Data lines —
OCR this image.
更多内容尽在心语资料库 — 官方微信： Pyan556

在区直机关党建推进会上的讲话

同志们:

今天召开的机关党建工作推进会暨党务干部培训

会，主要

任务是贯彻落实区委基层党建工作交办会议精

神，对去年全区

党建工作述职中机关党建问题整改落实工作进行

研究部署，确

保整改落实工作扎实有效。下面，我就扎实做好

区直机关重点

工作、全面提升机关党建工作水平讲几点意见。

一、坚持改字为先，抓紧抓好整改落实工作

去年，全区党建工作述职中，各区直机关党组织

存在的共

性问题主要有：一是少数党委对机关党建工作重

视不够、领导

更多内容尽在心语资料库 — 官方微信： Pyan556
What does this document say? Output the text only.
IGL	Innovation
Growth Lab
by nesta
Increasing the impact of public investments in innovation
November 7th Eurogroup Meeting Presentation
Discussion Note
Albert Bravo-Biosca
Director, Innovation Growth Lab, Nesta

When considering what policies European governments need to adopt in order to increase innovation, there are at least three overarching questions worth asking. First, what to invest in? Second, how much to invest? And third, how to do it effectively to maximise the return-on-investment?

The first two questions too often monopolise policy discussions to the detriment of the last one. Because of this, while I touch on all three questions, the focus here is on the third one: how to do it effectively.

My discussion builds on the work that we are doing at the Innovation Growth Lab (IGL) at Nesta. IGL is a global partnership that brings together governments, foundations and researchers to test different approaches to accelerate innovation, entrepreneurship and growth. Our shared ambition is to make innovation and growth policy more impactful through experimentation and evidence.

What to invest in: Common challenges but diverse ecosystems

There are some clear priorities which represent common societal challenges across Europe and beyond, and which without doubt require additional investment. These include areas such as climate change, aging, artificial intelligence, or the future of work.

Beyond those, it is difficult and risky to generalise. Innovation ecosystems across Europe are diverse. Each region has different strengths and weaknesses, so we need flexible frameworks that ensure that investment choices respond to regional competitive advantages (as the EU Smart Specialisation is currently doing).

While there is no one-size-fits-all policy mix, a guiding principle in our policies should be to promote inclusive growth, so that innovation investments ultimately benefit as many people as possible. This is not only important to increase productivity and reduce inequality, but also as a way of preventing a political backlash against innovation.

Work required — Your task is to reproduce all of the records exactly.

Solution —
OCR this image.
更多内容尽在心语资料库 — 官方微信： Pyan556

在区直机关党建推进会上的讲话

同志们:

今天召开的机关党建工作推进会暨党务干部培训

会，主要

任务是贯彻落实区委基层党建工作交办会议精

神，对去年全区

党建工作述职中机关党建问题整改落实工作进行

研究部署，确

保整改落实工作扎实有效。下面，我就扎实做好

区直机关重点

工作、全面提升机关党建工作水平讲几点意见。

一、坚持改字为先，抓紧抓好整改落实工作

去年，全区党建工作述职中，各区直机关党组织

存在的共

性问题主要有：一是少数党委对机关党建工作重

视不够、领导

更多内容尽在心语资料库 — 官方微信： Pyan556
What does this document say? Output the text only.
IGL	Innovation
Growth Lab
by nesta
Increasing the impact of public investments in innovation
November 7th Eurogroup Meeting Presentation
Discussion Note
Albert Bravo-Biosca
Director, Innovation Growth Lab, Nesta

When considering what policies European governments need to adopt in order to increase innovation, there are at least three overarching questions worth asking. First, what to invest in? Second, how much to invest? And third, how to do it effectively to maximise the return-on-investment?

The first two questions too often monopolise policy discussions to the detriment of the last one. Because of this, while I touch on all three questions, the focus here is on the third one: how to do it effectively.

My discussion builds on the work that we are doing at the Innovation Growth Lab (IGL) at Nesta. IGL is a global partnership that brings together governments, foundations and researchers to test different approaches to accelerate innovation, entrepreneurship and growth. Our shared ambition is to make innovation and growth policy more impactful through experimentation and evidence.

What to invest in: Common challenges but diverse ecosystems

There are some clear priorities which represent common societal challenges across Europe and beyond, and which without doubt require additional investment. These include areas such as climate change, aging, artificial intelligence, or the future of work.

Beyond those, it is difficult and risky to generalise. Innovation ecosystems across Europe are diverse. Each region has different strengths and weaknesses, so we need flexible frameworks that ensure that investment choices respond to regional competitive advantages (as the EU Smart Specialisation is currently doing).

While there is no one-size-fits-all policy mix, a guiding principle in our policies should be to promote inclusive growth, so that innovation investments ultimately benefit as many people as possible. This is not only important to increase productivity and reduce inequality, but also as a way of preventing a political backlash against innovation.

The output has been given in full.